## SOURCE DATA
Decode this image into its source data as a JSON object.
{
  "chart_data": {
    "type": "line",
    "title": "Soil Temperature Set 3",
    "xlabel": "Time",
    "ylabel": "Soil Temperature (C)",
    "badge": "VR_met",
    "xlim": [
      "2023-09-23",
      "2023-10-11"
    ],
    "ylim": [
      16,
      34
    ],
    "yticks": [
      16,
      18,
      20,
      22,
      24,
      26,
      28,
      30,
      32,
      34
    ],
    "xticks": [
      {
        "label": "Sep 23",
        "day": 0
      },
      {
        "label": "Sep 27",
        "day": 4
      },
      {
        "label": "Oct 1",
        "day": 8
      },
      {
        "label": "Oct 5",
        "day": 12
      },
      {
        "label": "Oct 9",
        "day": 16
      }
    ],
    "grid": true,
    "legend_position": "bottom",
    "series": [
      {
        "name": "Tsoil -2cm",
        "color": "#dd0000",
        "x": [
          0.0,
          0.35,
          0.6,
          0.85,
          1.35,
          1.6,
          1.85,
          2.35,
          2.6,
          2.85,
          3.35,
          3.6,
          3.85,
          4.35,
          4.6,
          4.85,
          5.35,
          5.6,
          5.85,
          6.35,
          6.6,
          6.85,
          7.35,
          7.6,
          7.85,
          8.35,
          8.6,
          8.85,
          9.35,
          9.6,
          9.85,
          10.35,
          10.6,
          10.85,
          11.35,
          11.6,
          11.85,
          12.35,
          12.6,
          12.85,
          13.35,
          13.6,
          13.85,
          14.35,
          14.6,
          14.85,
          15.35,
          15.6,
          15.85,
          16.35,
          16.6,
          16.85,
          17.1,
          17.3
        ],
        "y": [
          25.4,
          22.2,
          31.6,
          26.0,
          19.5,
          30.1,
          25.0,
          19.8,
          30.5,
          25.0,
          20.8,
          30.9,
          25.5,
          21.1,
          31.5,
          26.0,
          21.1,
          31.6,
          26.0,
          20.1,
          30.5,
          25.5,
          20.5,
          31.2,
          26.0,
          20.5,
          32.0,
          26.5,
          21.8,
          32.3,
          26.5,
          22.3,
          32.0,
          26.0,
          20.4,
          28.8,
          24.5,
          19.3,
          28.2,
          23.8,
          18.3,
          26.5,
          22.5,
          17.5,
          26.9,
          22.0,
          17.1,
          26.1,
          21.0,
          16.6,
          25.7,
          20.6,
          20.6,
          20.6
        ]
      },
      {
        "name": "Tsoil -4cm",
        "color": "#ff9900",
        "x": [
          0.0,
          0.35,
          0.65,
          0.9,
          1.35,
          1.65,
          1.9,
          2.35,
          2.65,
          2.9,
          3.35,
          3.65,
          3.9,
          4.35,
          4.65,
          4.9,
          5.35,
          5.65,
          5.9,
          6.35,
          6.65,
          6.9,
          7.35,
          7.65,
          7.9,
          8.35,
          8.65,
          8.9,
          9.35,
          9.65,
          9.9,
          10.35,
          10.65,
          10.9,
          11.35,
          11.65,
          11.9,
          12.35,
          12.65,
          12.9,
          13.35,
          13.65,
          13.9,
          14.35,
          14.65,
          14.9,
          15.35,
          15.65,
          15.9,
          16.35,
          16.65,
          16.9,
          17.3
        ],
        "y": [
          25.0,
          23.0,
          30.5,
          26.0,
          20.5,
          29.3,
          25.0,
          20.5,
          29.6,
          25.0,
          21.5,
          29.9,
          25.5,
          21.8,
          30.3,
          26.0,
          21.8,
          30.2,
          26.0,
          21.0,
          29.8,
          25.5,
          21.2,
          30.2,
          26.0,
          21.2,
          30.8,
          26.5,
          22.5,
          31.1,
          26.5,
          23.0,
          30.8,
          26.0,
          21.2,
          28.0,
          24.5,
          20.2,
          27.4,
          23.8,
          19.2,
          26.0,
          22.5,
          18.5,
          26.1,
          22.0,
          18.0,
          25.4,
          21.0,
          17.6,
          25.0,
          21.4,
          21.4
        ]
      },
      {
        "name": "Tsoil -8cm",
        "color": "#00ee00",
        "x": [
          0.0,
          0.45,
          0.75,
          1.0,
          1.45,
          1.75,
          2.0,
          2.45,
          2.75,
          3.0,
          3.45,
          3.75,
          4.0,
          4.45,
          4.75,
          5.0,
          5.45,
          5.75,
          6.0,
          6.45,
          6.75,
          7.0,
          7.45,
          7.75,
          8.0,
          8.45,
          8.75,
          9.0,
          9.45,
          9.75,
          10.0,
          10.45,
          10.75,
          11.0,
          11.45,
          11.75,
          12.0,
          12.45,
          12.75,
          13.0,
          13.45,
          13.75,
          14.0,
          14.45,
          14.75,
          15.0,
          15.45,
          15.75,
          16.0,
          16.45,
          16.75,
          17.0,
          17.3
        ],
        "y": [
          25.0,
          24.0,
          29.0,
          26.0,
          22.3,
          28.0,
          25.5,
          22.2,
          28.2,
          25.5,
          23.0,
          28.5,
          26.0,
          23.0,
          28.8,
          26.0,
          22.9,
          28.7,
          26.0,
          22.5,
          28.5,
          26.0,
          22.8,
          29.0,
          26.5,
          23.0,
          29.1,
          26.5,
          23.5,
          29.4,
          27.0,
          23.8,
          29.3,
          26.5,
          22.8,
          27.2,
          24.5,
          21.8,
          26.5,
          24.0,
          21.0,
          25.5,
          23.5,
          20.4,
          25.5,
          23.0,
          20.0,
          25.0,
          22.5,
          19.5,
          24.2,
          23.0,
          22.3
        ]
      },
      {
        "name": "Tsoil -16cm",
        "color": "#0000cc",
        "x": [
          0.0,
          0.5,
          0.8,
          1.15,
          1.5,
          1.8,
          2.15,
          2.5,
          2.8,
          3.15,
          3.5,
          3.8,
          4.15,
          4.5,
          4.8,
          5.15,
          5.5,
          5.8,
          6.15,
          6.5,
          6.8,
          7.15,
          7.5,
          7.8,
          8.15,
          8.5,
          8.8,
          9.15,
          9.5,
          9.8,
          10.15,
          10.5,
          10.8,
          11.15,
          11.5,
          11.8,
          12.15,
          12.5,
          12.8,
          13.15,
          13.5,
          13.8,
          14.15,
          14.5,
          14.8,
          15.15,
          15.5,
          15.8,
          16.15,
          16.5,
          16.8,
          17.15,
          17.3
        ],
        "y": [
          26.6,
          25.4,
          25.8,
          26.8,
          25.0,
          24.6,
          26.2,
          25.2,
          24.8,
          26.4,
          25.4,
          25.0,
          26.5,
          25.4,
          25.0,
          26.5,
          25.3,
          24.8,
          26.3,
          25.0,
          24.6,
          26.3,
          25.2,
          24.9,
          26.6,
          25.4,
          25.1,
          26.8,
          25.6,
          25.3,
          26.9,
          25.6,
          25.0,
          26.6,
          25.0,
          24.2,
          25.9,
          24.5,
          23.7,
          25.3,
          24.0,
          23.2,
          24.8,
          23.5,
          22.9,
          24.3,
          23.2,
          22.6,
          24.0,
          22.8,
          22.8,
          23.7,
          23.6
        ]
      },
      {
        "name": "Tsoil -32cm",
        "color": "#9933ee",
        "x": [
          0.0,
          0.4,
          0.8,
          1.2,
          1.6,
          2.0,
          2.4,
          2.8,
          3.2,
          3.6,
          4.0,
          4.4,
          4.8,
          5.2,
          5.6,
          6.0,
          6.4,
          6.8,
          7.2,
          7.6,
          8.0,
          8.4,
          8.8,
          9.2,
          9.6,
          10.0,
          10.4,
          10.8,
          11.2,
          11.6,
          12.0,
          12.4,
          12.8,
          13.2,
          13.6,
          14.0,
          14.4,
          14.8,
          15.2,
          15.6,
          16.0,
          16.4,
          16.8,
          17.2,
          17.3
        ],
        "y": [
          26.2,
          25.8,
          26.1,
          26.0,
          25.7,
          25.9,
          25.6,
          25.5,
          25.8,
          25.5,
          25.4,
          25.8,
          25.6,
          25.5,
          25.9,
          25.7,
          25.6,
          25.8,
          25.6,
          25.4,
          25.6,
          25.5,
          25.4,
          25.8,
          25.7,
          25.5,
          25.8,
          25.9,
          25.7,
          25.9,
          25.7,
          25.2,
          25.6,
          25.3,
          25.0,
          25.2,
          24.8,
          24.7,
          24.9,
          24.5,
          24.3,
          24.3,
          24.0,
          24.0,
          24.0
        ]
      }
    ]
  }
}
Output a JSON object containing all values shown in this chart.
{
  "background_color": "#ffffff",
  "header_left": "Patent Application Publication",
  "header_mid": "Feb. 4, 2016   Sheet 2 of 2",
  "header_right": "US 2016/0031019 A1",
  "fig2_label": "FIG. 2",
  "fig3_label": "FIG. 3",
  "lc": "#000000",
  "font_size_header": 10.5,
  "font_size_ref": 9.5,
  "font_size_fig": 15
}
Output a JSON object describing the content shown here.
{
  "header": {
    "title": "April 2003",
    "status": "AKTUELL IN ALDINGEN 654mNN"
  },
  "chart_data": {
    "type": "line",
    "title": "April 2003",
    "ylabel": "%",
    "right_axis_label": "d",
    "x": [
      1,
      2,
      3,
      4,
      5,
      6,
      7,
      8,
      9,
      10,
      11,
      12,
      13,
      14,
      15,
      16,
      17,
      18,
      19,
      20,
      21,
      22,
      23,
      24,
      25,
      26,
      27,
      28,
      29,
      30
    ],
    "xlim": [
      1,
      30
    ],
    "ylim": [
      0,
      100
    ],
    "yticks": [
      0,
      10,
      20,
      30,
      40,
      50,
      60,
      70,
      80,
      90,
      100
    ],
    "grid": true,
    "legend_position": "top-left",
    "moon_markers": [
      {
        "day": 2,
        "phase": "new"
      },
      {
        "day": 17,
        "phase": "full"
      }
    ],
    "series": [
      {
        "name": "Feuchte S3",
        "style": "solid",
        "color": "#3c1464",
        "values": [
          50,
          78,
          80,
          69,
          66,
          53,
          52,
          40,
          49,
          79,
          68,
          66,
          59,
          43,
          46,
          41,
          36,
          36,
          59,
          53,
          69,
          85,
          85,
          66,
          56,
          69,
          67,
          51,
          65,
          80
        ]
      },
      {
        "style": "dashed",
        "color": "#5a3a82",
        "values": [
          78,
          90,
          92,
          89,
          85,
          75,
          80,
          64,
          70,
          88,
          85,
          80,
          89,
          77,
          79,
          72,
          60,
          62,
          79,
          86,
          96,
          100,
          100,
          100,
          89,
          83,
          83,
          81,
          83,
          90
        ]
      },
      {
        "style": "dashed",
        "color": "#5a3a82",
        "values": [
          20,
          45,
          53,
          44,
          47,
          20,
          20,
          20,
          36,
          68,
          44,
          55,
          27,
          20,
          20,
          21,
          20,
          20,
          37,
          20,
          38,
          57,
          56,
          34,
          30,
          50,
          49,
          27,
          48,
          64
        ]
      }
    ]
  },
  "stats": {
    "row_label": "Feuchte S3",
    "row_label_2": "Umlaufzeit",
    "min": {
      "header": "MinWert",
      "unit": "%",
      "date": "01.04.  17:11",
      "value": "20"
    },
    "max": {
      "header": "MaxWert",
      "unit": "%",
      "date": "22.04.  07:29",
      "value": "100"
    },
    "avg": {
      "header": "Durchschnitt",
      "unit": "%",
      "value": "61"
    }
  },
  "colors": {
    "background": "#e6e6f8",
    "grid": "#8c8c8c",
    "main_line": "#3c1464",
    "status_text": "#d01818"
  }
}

## WRITTEN INSTRUCTION
Show the lines of the records that include the string "JSON".

## THE SOLUTION
Decode this image into its source data as a JSON object.
Output a JSON object containing all values shown in this chart.
Output a JSON object describing the content shown here.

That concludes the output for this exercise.